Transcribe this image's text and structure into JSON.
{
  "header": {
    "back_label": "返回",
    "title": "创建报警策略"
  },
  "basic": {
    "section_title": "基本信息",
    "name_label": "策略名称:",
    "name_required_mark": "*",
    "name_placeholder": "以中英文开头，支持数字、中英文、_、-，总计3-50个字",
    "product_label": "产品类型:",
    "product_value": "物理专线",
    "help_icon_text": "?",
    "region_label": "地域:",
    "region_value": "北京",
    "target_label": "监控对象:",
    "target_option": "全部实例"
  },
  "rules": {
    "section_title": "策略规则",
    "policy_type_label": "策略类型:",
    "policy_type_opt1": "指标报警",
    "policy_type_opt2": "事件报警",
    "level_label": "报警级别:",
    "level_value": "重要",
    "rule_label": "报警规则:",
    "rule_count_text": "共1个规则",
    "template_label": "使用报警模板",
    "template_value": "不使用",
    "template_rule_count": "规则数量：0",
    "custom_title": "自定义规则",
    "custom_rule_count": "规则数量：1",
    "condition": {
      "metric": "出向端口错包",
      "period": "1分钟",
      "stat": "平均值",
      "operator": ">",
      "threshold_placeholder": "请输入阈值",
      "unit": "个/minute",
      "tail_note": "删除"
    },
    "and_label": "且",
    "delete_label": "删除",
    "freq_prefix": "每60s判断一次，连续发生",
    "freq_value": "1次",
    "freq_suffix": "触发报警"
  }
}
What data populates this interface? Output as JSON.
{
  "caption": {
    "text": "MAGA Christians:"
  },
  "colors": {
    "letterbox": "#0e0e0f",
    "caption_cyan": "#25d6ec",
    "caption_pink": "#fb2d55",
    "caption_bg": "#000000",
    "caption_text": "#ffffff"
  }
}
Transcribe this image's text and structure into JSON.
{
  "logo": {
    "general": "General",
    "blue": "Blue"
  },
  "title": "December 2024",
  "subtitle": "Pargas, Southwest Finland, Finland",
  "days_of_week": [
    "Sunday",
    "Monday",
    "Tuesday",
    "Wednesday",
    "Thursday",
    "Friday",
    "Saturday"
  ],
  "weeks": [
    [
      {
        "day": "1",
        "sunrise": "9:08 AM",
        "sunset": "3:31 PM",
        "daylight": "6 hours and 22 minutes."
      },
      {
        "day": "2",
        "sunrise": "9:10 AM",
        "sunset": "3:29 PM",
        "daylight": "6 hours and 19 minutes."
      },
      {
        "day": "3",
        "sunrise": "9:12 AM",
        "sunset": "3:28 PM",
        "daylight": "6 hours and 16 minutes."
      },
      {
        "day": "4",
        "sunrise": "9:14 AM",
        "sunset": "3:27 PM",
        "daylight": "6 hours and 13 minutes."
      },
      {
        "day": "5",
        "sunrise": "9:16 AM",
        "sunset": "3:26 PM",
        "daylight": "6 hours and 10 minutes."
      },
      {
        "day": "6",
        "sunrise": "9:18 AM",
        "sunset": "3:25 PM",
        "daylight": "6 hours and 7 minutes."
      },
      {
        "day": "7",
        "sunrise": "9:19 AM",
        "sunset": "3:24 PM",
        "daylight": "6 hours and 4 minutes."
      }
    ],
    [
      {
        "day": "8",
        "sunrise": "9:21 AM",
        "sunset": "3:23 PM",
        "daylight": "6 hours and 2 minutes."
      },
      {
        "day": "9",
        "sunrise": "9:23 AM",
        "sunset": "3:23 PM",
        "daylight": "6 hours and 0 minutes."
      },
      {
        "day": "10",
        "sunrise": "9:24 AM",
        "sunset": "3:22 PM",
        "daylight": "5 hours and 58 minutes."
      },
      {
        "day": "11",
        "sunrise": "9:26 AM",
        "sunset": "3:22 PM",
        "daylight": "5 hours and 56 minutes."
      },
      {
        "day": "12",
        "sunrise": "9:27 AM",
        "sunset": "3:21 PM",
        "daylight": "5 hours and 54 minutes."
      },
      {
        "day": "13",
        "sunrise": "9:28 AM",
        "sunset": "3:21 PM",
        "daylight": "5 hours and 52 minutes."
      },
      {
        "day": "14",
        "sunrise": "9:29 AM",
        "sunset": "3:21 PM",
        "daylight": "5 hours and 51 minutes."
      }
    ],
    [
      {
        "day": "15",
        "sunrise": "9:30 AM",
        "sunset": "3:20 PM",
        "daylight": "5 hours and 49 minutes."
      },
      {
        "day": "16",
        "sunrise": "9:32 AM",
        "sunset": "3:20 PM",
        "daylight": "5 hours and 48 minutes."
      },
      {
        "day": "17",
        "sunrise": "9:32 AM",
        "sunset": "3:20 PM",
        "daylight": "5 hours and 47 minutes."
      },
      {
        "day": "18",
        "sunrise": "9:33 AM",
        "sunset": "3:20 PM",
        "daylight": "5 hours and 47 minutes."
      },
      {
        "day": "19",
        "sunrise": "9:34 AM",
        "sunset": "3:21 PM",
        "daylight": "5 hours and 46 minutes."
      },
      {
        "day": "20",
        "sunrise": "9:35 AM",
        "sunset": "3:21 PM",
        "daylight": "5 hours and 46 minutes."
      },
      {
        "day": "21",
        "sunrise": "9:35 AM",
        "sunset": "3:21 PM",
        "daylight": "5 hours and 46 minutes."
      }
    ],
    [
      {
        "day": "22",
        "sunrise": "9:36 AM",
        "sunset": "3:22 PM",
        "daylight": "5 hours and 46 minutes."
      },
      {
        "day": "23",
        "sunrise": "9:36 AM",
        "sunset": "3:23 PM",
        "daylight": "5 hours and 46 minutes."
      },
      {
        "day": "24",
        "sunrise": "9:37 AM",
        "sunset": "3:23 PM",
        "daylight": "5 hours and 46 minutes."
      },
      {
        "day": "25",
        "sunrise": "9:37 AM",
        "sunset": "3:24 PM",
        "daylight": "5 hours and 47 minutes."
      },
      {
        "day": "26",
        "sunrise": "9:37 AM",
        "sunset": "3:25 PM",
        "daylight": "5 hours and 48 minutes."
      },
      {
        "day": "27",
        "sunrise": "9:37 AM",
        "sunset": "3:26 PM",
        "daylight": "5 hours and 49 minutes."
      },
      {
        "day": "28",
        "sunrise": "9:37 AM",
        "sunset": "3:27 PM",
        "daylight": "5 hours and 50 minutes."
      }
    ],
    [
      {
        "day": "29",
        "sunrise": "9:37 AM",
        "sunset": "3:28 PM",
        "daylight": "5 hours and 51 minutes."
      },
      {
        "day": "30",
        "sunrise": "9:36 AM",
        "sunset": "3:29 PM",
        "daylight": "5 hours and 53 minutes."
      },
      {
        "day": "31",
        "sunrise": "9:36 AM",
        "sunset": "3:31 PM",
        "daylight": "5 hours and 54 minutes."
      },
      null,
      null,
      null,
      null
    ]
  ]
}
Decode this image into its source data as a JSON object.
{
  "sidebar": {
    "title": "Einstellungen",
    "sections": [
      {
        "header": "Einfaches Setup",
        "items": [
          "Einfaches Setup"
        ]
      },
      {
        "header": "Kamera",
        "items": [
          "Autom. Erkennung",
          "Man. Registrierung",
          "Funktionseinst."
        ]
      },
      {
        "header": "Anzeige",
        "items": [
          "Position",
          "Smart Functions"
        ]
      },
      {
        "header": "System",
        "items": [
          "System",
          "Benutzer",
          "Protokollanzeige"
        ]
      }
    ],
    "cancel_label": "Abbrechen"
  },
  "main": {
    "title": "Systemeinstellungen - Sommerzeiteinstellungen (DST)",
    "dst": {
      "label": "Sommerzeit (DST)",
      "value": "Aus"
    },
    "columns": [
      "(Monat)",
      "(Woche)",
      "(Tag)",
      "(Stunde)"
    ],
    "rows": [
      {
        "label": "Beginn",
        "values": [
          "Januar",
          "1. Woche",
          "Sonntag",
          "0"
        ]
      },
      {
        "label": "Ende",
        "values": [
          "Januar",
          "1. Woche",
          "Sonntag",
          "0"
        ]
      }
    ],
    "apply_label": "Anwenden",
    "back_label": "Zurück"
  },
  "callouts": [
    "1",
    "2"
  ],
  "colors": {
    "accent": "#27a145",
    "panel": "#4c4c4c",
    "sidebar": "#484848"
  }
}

**OBJECTIVE:**
Of all the lines above, how many contain the word "Einfaches"? Give the number and nothing else.

**ANSWER BELOW:**
2